What you need to do
Set out every line bearing the string "Möblierung".
**** Given data ****
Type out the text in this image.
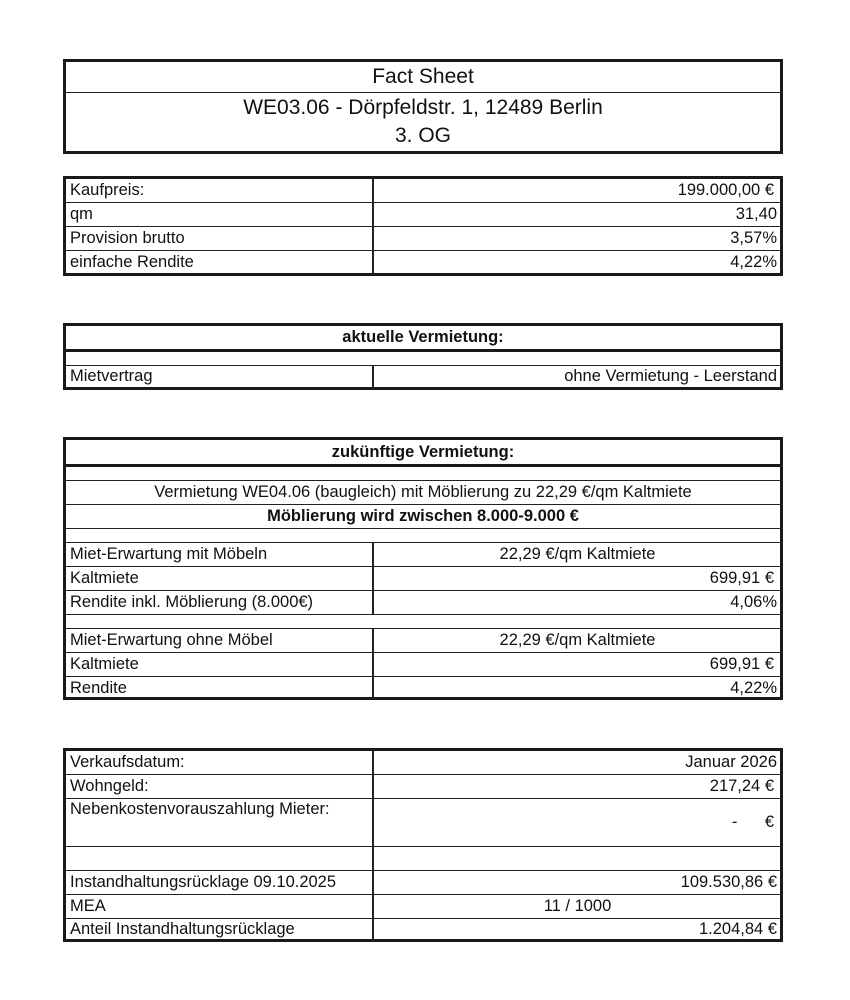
Fact Sheet
WE03.06 - Dörpfeldstr. 1, 12489 Berlin
3. OG
Kaufpreis:	199.000,00 €
qm	31,40
Provision brutto	3,57%
einfache Rendite	4,22%
aktuelle Vermietung:
Mietvertrag	ohne Vermietung - Leerstand
zukünftige Vermietung:
Vermietung WE04.06 (baugleich) mit Möblierung zu 22,29 €/qm Kaltmiete
Möblierung wird zwischen 8.000-9.000 €
Miet-Erwartung mit Möbeln	22,29 €/qm Kaltmiete
Kaltmiete	699,91 €
Rendite inkl. Möblierung (8.000€)	4,06%
Miet-Erwartung ohne Möbel	22,29 €/qm Kaltmiete
Kaltmiete	699,91 €
Rendite	4,22%
Verkaufsdatum:	Januar 2026
Wohngeld:	217,24 €
Nebenkostenvorauszahlung Mieter:
-      €
Instandhaltungsrücklage 09.10.2025	109.530,86 €
MEA	11 / 1000
Anteil Instandhaltungsrücklage	1.204,84 €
****
Reply to the exercise
Vermietung WE04.06 (baugleich) mit Möblierung zu 22,29 €/qm Kaltmiete
Möblierung wird zwischen 8.000-9.000 €
Rendite inkl. Möblierung (8.000€)	4,06%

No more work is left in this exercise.